• _Request_: Copy out the complete listing, word for word.

==============================

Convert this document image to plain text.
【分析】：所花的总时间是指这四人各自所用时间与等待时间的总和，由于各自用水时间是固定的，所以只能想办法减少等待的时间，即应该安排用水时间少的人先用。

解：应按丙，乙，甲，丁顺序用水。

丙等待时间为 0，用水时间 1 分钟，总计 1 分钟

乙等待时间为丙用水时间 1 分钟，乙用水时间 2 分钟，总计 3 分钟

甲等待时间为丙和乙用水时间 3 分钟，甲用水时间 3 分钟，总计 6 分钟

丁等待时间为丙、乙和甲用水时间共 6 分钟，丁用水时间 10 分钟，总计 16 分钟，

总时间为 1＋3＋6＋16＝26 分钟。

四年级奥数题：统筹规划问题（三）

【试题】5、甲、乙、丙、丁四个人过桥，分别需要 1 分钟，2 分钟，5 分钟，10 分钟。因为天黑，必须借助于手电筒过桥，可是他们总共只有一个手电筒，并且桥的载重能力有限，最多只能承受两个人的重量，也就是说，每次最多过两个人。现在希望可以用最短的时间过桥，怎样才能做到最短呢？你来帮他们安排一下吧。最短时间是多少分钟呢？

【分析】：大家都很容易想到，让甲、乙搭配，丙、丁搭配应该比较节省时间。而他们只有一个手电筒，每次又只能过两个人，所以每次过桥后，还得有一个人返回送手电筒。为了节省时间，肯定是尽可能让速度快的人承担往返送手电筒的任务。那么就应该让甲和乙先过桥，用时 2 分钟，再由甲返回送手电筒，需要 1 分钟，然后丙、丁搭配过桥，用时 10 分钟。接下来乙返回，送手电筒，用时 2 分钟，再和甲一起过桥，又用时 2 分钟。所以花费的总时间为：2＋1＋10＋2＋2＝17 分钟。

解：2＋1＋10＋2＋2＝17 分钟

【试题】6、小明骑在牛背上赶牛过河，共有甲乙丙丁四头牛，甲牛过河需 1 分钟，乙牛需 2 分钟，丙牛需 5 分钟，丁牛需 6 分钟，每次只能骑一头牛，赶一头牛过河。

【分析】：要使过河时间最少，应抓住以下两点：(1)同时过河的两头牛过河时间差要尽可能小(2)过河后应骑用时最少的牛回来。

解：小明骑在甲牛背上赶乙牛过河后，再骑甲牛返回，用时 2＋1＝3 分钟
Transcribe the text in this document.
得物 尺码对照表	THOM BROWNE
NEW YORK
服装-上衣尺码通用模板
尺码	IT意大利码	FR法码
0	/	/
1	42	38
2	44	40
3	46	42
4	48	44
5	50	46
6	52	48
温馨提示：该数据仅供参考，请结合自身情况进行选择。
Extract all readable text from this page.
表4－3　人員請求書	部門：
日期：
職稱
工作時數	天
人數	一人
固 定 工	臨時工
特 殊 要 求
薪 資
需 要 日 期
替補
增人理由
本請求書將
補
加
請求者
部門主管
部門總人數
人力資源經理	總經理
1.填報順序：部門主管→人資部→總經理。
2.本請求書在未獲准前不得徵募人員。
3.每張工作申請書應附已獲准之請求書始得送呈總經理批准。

==============================

• _Reply to the exercise_:
Convert this document image to plain text.
【分析】：所花的总时间是指这四人各自所用时间与等待时间的总和，由于各自用水时间是固定的，所以只能想办法减少等待的时间，即应该安排用水时间少的人先用。

解：应按丙，乙，甲，丁顺序用水。

丙等待时间为 0，用水时间 1 分钟，总计 1 分钟

乙等待时间为丙用水时间 1 分钟，乙用水时间 2 分钟，总计 3 分钟

甲等待时间为丙和乙用水时间 3 分钟，甲用水时间 3 分钟，总计 6 分钟

丁等待时间为丙、乙和甲用水时间共 6 分钟，丁用水时间 10 分钟，总计 16 分钟，

总时间为 1＋3＋6＋16＝26 分钟。

四年级奥数题：统筹规划问题（三）

【试题】5、甲、乙、丙、丁四个人过桥，分别需要 1 分钟，2 分钟，5 分钟，10 分钟。因为天黑，必须借助于手电筒过桥，可是他们总共只有一个手电筒，并且桥的载重能力有限，最多只能承受两个人的重量，也就是说，每次最多过两个人。现在希望可以用最短的时间过桥，怎样才能做到最短呢？你来帮他们安排一下吧。最短时间是多少分钟呢？

【分析】：大家都很容易想到，让甲、乙搭配，丙、丁搭配应该比较节省时间。而他们只有一个手电筒，每次又只能过两个人，所以每次过桥后，还得有一个人返回送手电筒。为了节省时间，肯定是尽可能让速度快的人承担往返送手电筒的任务。那么就应该让甲和乙先过桥，用时 2 分钟，再由甲返回送手电筒，需要 1 分钟，然后丙、丁搭配过桥，用时 10 分钟。接下来乙返回，送手电筒，用时 2 分钟，再和甲一起过桥，又用时 2 分钟。所以花费的总时间为：2＋1＋10＋2＋2＝17 分钟。

解：2＋1＋10＋2＋2＝17 分钟

【试题】6、小明骑在牛背上赶牛过河，共有甲乙丙丁四头牛，甲牛过河需 1 分钟，乙牛需 2 分钟，丙牛需 5 分钟，丁牛需 6 分钟，每次只能骑一头牛，赶一头牛过河。

【分析】：要使过河时间最少，应抓住以下两点：(1)同时过河的两头牛过河时间差要尽可能小(2)过河后应骑用时最少的牛回来。

解：小明骑在甲牛背上赶乙牛过河后，再骑甲牛返回，用时 2＋1＝3 分钟
Transcribe the text in this document.
得物 尺码对照表	THOM BROWNE
NEW YORK
服装-上衣尺码通用模板
尺码	IT意大利码	FR法码
0	/	/
1	42	38
2	44	40
3	46	42
4	48	44
5	50	46
6	52	48
温馨提示：该数据仅供参考，请结合自身情况进行选择。
Extract all readable text from this page.
表4－3　人員請求書	部門：
日期：
職稱
工作時數	天
人數	一人
固 定 工	臨時工
特 殊 要 求
薪 資
需 要 日 期
替補
增人理由
本請求書將
補
加
請求者
部門主管
部門總人數
人力資源經理	總經理
1.填報順序：部門主管→人資部→總經理。
2.本請求書在未獲准前不得徵募人員。
3.每張工作申請書應附已獲准之請求書始得送呈總經理批准。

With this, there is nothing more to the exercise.